AIM OF THE TASK => Look for "Drug" in the listing below. Gather each line that contains it.

[Rows from a figure dataset]
-- begin --

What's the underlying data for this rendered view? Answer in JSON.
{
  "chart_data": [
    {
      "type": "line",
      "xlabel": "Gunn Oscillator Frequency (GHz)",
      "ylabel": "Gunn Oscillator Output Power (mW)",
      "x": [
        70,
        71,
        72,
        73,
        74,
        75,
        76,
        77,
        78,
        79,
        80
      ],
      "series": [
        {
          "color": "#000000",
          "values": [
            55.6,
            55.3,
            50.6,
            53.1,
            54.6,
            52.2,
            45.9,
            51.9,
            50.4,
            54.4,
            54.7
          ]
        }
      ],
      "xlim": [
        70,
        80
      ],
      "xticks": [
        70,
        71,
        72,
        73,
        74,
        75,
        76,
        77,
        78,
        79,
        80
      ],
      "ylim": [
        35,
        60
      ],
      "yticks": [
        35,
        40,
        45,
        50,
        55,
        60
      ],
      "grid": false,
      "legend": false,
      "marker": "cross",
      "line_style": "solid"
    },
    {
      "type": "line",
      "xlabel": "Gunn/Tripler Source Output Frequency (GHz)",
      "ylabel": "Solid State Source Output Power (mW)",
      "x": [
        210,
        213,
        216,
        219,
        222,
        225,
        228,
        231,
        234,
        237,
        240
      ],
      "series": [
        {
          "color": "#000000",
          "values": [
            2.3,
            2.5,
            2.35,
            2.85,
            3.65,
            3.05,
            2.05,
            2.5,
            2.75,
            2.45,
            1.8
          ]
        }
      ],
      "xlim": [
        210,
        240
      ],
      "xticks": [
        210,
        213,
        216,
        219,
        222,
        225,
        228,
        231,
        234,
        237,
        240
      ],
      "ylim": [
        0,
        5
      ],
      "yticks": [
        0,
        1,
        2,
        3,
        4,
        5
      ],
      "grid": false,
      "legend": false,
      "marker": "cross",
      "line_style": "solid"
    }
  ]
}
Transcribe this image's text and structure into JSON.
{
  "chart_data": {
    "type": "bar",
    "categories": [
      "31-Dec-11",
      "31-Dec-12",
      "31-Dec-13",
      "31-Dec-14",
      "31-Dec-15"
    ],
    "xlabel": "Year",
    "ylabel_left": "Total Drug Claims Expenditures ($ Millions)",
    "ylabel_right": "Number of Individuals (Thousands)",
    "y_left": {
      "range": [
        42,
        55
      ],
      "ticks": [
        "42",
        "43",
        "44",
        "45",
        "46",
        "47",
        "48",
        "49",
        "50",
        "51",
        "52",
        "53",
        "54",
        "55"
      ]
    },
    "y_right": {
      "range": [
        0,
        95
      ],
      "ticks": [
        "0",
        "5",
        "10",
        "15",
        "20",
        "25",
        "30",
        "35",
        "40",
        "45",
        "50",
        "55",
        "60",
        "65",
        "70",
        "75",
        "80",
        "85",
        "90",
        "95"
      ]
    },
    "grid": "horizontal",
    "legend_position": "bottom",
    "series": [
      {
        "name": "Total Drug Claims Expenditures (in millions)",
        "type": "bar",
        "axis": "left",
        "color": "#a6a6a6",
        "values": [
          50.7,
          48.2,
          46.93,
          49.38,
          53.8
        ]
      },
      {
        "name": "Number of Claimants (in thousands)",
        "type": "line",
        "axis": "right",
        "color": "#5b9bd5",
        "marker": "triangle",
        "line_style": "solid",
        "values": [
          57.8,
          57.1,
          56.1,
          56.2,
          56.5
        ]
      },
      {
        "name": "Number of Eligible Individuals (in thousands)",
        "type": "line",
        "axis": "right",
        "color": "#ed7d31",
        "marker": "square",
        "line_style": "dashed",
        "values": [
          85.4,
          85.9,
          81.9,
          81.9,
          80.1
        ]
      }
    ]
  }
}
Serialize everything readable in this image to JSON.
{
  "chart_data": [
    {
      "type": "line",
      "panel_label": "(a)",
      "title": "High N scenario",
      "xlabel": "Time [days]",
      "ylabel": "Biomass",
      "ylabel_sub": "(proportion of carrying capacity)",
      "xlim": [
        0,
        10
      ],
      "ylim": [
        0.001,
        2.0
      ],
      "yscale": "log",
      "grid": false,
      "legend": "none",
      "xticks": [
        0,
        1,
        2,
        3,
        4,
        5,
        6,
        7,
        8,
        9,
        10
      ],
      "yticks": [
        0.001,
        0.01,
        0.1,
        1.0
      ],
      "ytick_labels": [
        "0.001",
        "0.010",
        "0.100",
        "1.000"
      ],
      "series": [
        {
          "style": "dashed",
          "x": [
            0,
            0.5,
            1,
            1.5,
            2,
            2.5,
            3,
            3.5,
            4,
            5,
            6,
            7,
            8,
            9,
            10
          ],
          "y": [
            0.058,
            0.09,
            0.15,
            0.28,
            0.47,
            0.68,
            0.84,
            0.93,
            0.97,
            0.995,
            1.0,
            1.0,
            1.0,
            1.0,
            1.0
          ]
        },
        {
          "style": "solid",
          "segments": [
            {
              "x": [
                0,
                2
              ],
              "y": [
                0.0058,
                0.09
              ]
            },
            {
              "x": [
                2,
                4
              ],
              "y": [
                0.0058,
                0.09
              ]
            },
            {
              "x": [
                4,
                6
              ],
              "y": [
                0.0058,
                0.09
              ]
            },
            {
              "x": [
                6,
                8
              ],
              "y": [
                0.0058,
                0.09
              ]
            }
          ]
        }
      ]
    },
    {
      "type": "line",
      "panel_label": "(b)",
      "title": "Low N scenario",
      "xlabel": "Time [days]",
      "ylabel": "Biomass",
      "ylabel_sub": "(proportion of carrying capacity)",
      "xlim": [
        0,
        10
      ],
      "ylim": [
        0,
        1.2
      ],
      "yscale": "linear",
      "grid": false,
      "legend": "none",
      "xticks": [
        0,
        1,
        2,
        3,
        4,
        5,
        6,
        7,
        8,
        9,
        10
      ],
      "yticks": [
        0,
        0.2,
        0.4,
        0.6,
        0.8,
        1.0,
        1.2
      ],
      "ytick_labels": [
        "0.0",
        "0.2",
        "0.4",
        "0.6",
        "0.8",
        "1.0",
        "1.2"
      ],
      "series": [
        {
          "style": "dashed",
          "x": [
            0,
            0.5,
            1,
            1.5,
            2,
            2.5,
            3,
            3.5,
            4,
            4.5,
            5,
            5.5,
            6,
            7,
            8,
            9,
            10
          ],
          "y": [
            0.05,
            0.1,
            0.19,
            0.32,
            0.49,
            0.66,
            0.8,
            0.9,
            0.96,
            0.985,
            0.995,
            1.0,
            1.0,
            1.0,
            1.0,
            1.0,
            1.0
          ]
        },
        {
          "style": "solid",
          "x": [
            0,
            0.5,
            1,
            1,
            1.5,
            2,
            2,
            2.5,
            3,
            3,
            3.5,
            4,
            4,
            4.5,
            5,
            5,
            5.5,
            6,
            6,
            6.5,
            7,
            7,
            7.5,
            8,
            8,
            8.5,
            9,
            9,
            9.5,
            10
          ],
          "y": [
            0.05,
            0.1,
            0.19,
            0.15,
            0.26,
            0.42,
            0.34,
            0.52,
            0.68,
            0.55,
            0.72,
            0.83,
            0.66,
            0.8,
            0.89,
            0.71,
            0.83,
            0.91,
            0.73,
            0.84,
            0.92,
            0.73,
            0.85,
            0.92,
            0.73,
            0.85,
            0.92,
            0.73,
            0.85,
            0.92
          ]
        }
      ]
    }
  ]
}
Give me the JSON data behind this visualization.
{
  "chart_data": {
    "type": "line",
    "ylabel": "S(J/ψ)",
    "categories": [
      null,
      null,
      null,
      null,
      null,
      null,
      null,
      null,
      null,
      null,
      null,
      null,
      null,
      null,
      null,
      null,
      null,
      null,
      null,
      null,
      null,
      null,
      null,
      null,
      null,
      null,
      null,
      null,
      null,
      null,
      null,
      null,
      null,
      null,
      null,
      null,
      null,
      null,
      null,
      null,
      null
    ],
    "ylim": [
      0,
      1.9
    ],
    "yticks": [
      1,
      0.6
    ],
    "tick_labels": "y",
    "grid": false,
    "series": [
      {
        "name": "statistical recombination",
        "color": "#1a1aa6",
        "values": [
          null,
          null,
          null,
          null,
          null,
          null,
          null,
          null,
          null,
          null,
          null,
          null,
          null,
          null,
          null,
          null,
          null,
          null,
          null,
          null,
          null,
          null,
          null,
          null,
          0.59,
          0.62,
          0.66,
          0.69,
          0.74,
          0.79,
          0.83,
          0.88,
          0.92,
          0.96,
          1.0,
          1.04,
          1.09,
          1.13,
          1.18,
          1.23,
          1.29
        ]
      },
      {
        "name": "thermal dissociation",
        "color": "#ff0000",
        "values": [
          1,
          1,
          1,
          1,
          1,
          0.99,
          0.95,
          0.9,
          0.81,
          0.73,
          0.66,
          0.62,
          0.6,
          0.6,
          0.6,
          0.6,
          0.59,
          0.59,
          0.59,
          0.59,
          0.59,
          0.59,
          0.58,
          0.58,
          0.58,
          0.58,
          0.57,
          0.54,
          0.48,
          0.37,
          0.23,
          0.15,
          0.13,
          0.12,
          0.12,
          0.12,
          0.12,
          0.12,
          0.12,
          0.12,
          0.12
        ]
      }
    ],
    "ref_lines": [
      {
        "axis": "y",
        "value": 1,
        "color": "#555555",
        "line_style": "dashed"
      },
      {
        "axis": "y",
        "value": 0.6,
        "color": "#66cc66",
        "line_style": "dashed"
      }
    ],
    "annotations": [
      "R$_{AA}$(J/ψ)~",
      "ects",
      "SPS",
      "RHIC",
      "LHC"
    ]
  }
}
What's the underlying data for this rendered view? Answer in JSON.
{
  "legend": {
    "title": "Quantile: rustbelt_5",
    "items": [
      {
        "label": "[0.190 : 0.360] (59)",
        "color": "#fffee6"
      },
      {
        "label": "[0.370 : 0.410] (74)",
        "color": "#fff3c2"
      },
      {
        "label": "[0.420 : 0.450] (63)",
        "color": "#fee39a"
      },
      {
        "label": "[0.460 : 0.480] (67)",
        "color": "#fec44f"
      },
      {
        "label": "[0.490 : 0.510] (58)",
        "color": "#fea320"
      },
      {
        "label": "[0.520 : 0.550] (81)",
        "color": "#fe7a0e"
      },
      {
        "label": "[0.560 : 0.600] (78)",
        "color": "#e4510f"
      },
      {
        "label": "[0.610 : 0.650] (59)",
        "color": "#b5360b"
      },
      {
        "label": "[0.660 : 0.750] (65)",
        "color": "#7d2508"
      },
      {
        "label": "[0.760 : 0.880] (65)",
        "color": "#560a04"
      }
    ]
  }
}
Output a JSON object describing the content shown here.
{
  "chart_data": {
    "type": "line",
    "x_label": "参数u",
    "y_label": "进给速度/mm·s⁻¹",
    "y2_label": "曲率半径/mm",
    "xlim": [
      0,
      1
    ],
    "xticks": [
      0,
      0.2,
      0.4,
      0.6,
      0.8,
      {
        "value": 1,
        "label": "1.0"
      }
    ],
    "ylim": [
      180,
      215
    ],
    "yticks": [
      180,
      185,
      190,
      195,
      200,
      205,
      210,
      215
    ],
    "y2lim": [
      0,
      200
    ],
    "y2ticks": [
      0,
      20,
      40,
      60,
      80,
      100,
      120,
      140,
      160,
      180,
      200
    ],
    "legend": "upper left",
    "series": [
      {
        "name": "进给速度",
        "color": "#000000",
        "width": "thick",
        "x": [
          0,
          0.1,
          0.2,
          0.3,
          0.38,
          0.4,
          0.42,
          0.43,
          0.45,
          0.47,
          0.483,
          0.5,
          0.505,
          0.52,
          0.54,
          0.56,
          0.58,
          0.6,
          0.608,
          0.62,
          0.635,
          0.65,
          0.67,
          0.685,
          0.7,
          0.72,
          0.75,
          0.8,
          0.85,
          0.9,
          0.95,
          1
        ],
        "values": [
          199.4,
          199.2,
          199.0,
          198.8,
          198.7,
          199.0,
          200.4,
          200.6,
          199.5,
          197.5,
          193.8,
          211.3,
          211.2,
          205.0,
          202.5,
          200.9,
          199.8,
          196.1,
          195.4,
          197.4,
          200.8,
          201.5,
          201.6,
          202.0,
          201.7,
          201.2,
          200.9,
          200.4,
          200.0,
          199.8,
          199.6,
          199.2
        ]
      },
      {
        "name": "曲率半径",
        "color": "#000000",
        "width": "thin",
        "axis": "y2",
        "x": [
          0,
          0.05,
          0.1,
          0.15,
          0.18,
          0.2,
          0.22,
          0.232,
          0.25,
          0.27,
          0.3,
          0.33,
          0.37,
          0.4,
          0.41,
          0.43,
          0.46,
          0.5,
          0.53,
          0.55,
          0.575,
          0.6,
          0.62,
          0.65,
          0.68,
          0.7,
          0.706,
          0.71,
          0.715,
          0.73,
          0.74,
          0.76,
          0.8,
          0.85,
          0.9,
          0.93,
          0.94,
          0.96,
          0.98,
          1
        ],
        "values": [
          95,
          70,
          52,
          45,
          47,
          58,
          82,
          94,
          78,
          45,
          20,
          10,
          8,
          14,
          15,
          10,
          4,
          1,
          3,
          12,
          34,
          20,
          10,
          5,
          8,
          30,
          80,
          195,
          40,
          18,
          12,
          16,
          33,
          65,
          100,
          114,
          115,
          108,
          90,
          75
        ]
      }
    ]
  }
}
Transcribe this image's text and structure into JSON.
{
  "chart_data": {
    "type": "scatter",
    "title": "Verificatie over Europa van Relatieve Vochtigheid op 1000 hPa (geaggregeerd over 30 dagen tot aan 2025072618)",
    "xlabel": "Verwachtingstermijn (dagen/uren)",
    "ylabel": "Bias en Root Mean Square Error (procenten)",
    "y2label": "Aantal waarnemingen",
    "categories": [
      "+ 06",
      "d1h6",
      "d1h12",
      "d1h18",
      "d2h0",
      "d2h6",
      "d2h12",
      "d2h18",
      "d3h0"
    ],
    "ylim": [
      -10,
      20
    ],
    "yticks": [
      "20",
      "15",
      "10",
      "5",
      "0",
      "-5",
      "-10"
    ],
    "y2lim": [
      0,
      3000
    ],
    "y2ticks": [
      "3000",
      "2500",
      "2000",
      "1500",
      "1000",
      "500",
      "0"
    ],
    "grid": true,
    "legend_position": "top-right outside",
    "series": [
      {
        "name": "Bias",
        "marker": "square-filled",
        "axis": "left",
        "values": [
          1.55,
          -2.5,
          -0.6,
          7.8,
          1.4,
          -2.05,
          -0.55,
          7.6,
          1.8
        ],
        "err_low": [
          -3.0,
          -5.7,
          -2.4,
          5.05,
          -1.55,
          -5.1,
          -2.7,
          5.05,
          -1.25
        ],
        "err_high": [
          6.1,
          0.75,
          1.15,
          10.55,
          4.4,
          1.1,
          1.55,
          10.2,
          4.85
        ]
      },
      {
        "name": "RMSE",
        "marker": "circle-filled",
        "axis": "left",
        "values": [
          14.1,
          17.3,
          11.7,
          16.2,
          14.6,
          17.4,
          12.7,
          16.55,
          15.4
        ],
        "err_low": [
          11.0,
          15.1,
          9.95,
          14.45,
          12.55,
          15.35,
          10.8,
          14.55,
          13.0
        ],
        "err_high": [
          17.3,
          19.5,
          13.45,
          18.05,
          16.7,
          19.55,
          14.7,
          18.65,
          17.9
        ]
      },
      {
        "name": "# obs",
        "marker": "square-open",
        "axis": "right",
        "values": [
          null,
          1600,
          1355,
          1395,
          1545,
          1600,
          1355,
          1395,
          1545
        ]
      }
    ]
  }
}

-- end --

WORKED ANSWER =>
    "ylabel_left": "Total Drug Claims Expenditures ($ Millions)",
        "name": "Total Drug Claims Expenditures (in millions)",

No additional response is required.